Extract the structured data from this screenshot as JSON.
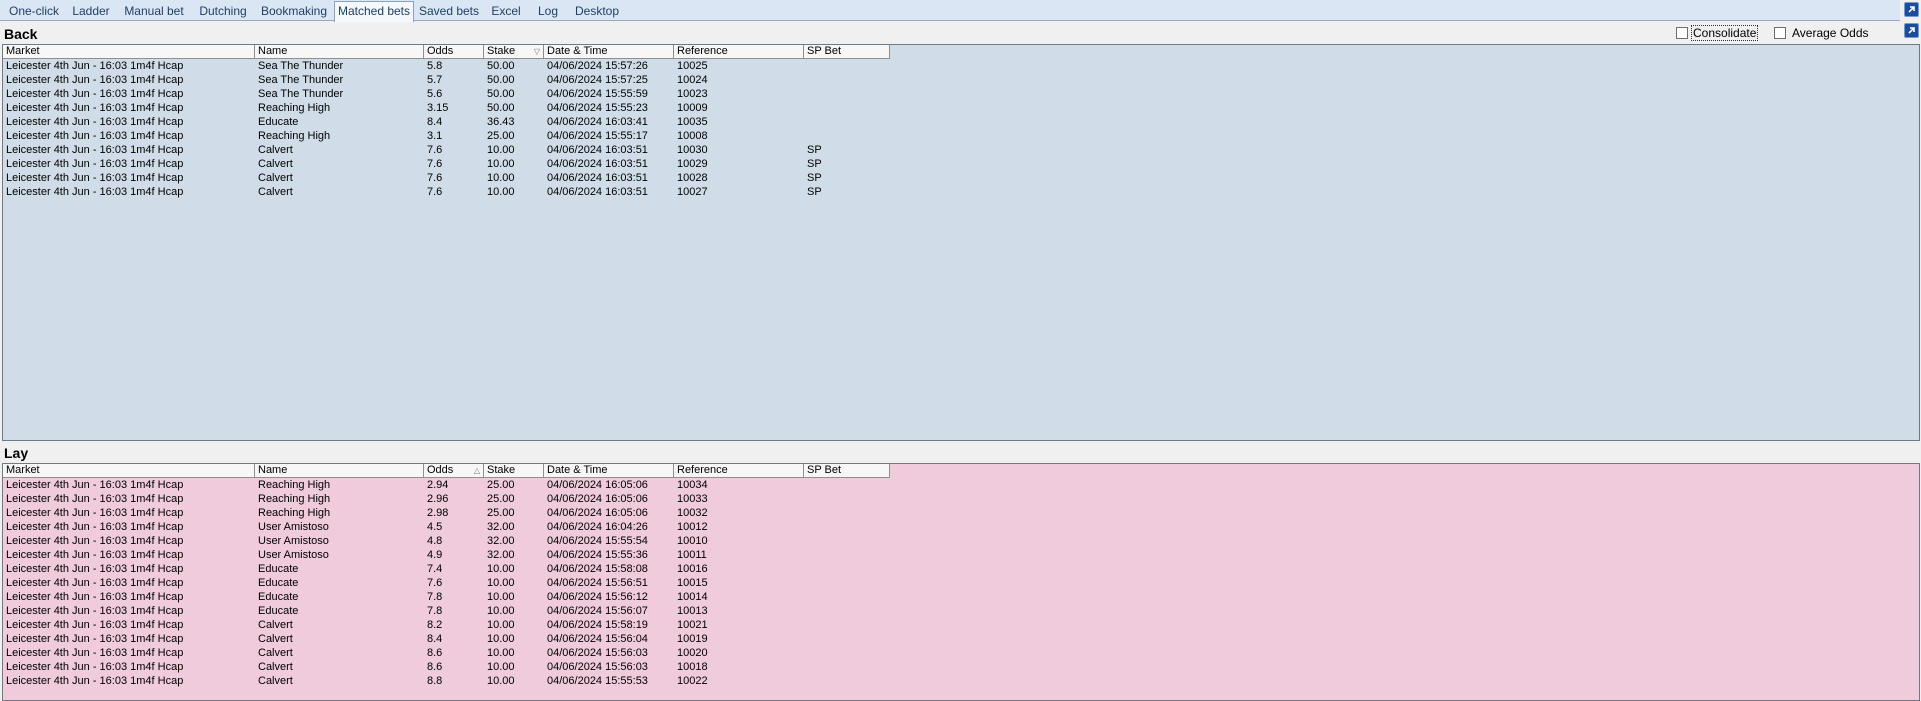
{
  "tabs": [
    {
      "label": "One-click",
      "active": false
    },
    {
      "label": "Ladder",
      "active": false
    },
    {
      "label": "Manual bet",
      "active": false
    },
    {
      "label": "Dutching",
      "active": false
    },
    {
      "label": "Bookmaking",
      "active": false
    },
    {
      "label": "Matched bets",
      "active": true
    },
    {
      "label": "Saved bets",
      "active": false
    },
    {
      "label": "Excel",
      "active": false
    },
    {
      "label": "Log",
      "active": false
    },
    {
      "label": "Desktop",
      "active": false
    }
  ],
  "options": {
    "consolidate": "Consolidate",
    "average_odds": "Average Odds"
  },
  "columns": [
    "Market",
    "Name",
    "Odds",
    "Stake",
    "Date & Time",
    "Reference",
    "SP Bet"
  ],
  "back": {
    "title": "Back",
    "sort_column": "Stake",
    "rows": [
      [
        "Leicester 4th Jun - 16:03 1m4f Hcap",
        "Sea The Thunder",
        "5.8",
        "50.00",
        "04/06/2024 15:57:26",
        "10025",
        ""
      ],
      [
        "Leicester 4th Jun - 16:03 1m4f Hcap",
        "Sea The Thunder",
        "5.7",
        "50.00",
        "04/06/2024 15:57:25",
        "10024",
        ""
      ],
      [
        "Leicester 4th Jun - 16:03 1m4f Hcap",
        "Sea The Thunder",
        "5.6",
        "50.00",
        "04/06/2024 15:55:59",
        "10023",
        ""
      ],
      [
        "Leicester 4th Jun - 16:03 1m4f Hcap",
        "Reaching High",
        "3.15",
        "50.00",
        "04/06/2024 15:55:23",
        "10009",
        ""
      ],
      [
        "Leicester 4th Jun - 16:03 1m4f Hcap",
        "Educate",
        "8.4",
        "36.43",
        "04/06/2024 16:03:41",
        "10035",
        ""
      ],
      [
        "Leicester 4th Jun - 16:03 1m4f Hcap",
        "Reaching High",
        "3.1",
        "25.00",
        "04/06/2024 15:55:17",
        "10008",
        ""
      ],
      [
        "Leicester 4th Jun - 16:03 1m4f Hcap",
        "Calvert",
        "7.6",
        "10.00",
        "04/06/2024 16:03:51",
        "10030",
        "SP"
      ],
      [
        "Leicester 4th Jun - 16:03 1m4f Hcap",
        "Calvert",
        "7.6",
        "10.00",
        "04/06/2024 16:03:51",
        "10029",
        "SP"
      ],
      [
        "Leicester 4th Jun - 16:03 1m4f Hcap",
        "Calvert",
        "7.6",
        "10.00",
        "04/06/2024 16:03:51",
        "10028",
        "SP"
      ],
      [
        "Leicester 4th Jun - 16:03 1m4f Hcap",
        "Calvert",
        "7.6",
        "10.00",
        "04/06/2024 16:03:51",
        "10027",
        "SP"
      ]
    ]
  },
  "lay": {
    "title": "Lay",
    "sort_column": "Odds",
    "rows": [
      [
        "Leicester 4th Jun - 16:03 1m4f Hcap",
        "Reaching High",
        "2.94",
        "25.00",
        "04/06/2024 16:05:06",
        "10034",
        ""
      ],
      [
        "Leicester 4th Jun - 16:03 1m4f Hcap",
        "Reaching High",
        "2.96",
        "25.00",
        "04/06/2024 16:05:06",
        "10033",
        ""
      ],
      [
        "Leicester 4th Jun - 16:03 1m4f Hcap",
        "Reaching High",
        "2.98",
        "25.00",
        "04/06/2024 16:05:06",
        "10032",
        ""
      ],
      [
        "Leicester 4th Jun - 16:03 1m4f Hcap",
        "User Amistoso",
        "4.5",
        "32.00",
        "04/06/2024 16:04:26",
        "10012",
        ""
      ],
      [
        "Leicester 4th Jun - 16:03 1m4f Hcap",
        "User Amistoso",
        "4.8",
        "32.00",
        "04/06/2024 15:55:54",
        "10010",
        ""
      ],
      [
        "Leicester 4th Jun - 16:03 1m4f Hcap",
        "User Amistoso",
        "4.9",
        "32.00",
        "04/06/2024 15:55:36",
        "10011",
        ""
      ],
      [
        "Leicester 4th Jun - 16:03 1m4f Hcap",
        "Educate",
        "7.4",
        "10.00",
        "04/06/2024 15:58:08",
        "10016",
        ""
      ],
      [
        "Leicester 4th Jun - 16:03 1m4f Hcap",
        "Educate",
        "7.6",
        "10.00",
        "04/06/2024 15:56:51",
        "10015",
        ""
      ],
      [
        "Leicester 4th Jun - 16:03 1m4f Hcap",
        "Educate",
        "7.8",
        "10.00",
        "04/06/2024 15:56:12",
        "10014",
        ""
      ],
      [
        "Leicester 4th Jun - 16:03 1m4f Hcap",
        "Educate",
        "7.8",
        "10.00",
        "04/06/2024 15:56:07",
        "10013",
        ""
      ],
      [
        "Leicester 4th Jun - 16:03 1m4f Hcap",
        "Calvert",
        "8.2",
        "10.00",
        "04/06/2024 15:58:19",
        "10021",
        ""
      ],
      [
        "Leicester 4th Jun - 16:03 1m4f Hcap",
        "Calvert",
        "8.4",
        "10.00",
        "04/06/2024 15:56:04",
        "10019",
        ""
      ],
      [
        "Leicester 4th Jun - 16:03 1m4f Hcap",
        "Calvert",
        "8.6",
        "10.00",
        "04/06/2024 15:56:03",
        "10020",
        ""
      ],
      [
        "Leicester 4th Jun - 16:03 1m4f Hcap",
        "Calvert",
        "8.6",
        "10.00",
        "04/06/2024 15:56:03",
        "10018",
        ""
      ],
      [
        "Leicester 4th Jun - 16:03 1m4f Hcap",
        "Calvert",
        "8.8",
        "10.00",
        "04/06/2024 15:55:53",
        "10022",
        ""
      ]
    ]
  }
}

* DO THIS *
Output a faithful copy of the data, with each picture left out.

* PROBLEM SOLUTION *
Extract the structured data from this screenshot as JSON.
{
  "tabs": [
    {
      "label": "One-click",
      "active": false
    },
    {
      "label": "Ladder",
      "active": false
    },
    {
      "label": "Manual bet",
      "active": false
    },
    {
      "label": "Dutching",
      "active": false
    },
    {
      "label": "Bookmaking",
      "active": false
    },
    {
      "label": "Matched bets",
      "active": true
    },
    {
      "label": "Saved bets",
      "active": false
    },
    {
      "label": "Excel",
      "active": false
    },
    {
      "label": "Log",
      "active": false
    },
    {
      "label": "Desktop",
      "active": false
    }
  ],
  "options": {
    "consolidate": "Consolidate",
    "average_odds": "Average Odds"
  },
  "columns": [
    "Market",
    "Name",
    "Odds",
    "Stake",
    "Date & Time",
    "Reference",
    "SP Bet"
  ],
  "back": {
    "title": "Back",
    "sort_column": "Stake",
    "rows": [
      [
        "Leicester 4th Jun - 16:03 1m4f Hcap",
        "Sea The Thunder",
        "5.8",
        "50.00",
        "04/06/2024 15:57:26",
        "10025",
        ""
      ],
      [
        "Leicester 4th Jun - 16:03 1m4f Hcap",
        "Sea The Thunder",
        "5.7",
        "50.00",
        "04/06/2024 15:57:25",
        "10024",
        ""
      ],
      [
        "Leicester 4th Jun - 16:03 1m4f Hcap",
        "Sea The Thunder",
        "5.6",
        "50.00",
        "04/06/2024 15:55:59",
        "10023",
        ""
      ],
      [
        "Leicester 4th Jun - 16:03 1m4f Hcap",
        "Reaching High",
        "3.15",
        "50.00",
        "04/06/2024 15:55:23",
        "10009",
        ""
      ],
      [
        "Leicester 4th Jun - 16:03 1m4f Hcap",
        "Educate",
        "8.4",
        "36.43",
        "04/06/2024 16:03:41",
        "10035",
        ""
      ],
      [
        "Leicester 4th Jun - 16:03 1m4f Hcap",
        "Reaching High",
        "3.1",
        "25.00",
        "04/06/2024 15:55:17",
        "10008",
        ""
      ],
      [
        "Leicester 4th Jun - 16:03 1m4f Hcap",
        "Calvert",
        "7.6",
        "10.00",
        "04/06/2024 16:03:51",
        "10030",
        "SP"
      ],
      [
        "Leicester 4th Jun - 16:03 1m4f Hcap",
        "Calvert",
        "7.6",
        "10.00",
        "04/06/2024 16:03:51",
        "10029",
        "SP"
      ],
      [
        "Leicester 4th Jun - 16:03 1m4f Hcap",
        "Calvert",
        "7.6",
        "10.00",
        "04/06/2024 16:03:51",
        "10028",
        "SP"
      ],
      [
        "Leicester 4th Jun - 16:03 1m4f Hcap",
        "Calvert",
        "7.6",
        "10.00",
        "04/06/2024 16:03:51",
        "10027",
        "SP"
      ]
    ]
  },
  "lay": {
    "title": "Lay",
    "sort_column": "Odds",
    "rows": [
      [
        "Leicester 4th Jun - 16:03 1m4f Hcap",
        "Reaching High",
        "2.94",
        "25.00",
        "04/06/2024 16:05:06",
        "10034",
        ""
      ],
      [
        "Leicester 4th Jun - 16:03 1m4f Hcap",
        "Reaching High",
        "2.96",
        "25.00",
        "04/06/2024 16:05:06",
        "10033",
        ""
      ],
      [
        "Leicester 4th Jun - 16:03 1m4f Hcap",
        "Reaching High",
        "2.98",
        "25.00",
        "04/06/2024 16:05:06",
        "10032",
        ""
      ],
      [
        "Leicester 4th Jun - 16:03 1m4f Hcap",
        "User Amistoso",
        "4.5",
        "32.00",
        "04/06/2024 16:04:26",
        "10012",
        ""
      ],
      [
        "Leicester 4th Jun - 16:03 1m4f Hcap",
        "User Amistoso",
        "4.8",
        "32.00",
        "04/06/2024 15:55:54",
        "10010",
        ""
      ],
      [
        "Leicester 4th Jun - 16:03 1m4f Hcap",
        "User Amistoso",
        "4.9",
        "32.00",
        "04/06/2024 15:55:36",
        "10011",
        ""
      ],
      [
        "Leicester 4th Jun - 16:03 1m4f Hcap",
        "Educate",
        "7.4",
        "10.00",
        "04/06/2024 15:58:08",
        "10016",
        ""
      ],
      [
        "Leicester 4th Jun - 16:03 1m4f Hcap",
        "Educate",
        "7.6",
        "10.00",
        "04/06/2024 15:56:51",
        "10015",
        ""
      ],
      [
        "Leicester 4th Jun - 16:03 1m4f Hcap",
        "Educate",
        "7.8",
        "10.00",
        "04/06/2024 15:56:12",
        "10014",
        ""
      ],
      [
        "Leicester 4th Jun - 16:03 1m4f Hcap",
        "Educate",
        "7.8",
        "10.00",
        "04/06/2024 15:56:07",
        "10013",
        ""
      ],
      [
        "Leicester 4th Jun - 16:03 1m4f Hcap",
        "Calvert",
        "8.2",
        "10.00",
        "04/06/2024 15:58:19",
        "10021",
        ""
      ],
      [
        "Leicester 4th Jun - 16:03 1m4f Hcap",
        "Calvert",
        "8.4",
        "10.00",
        "04/06/2024 15:56:04",
        "10019",
        ""
      ],
      [
        "Leicester 4th Jun - 16:03 1m4f Hcap",
        "Calvert",
        "8.6",
        "10.00",
        "04/06/2024 15:56:03",
        "10020",
        ""
      ],
      [
        "Leicester 4th Jun - 16:03 1m4f Hcap",
        "Calvert",
        "8.6",
        "10.00",
        "04/06/2024 15:56:03",
        "10018",
        ""
      ],
      [
        "Leicester 4th Jun - 16:03 1m4f Hcap",
        "Calvert",
        "8.8",
        "10.00",
        "04/06/2024 15:55:53",
        "10022",
        ""
      ]
    ]
  }
}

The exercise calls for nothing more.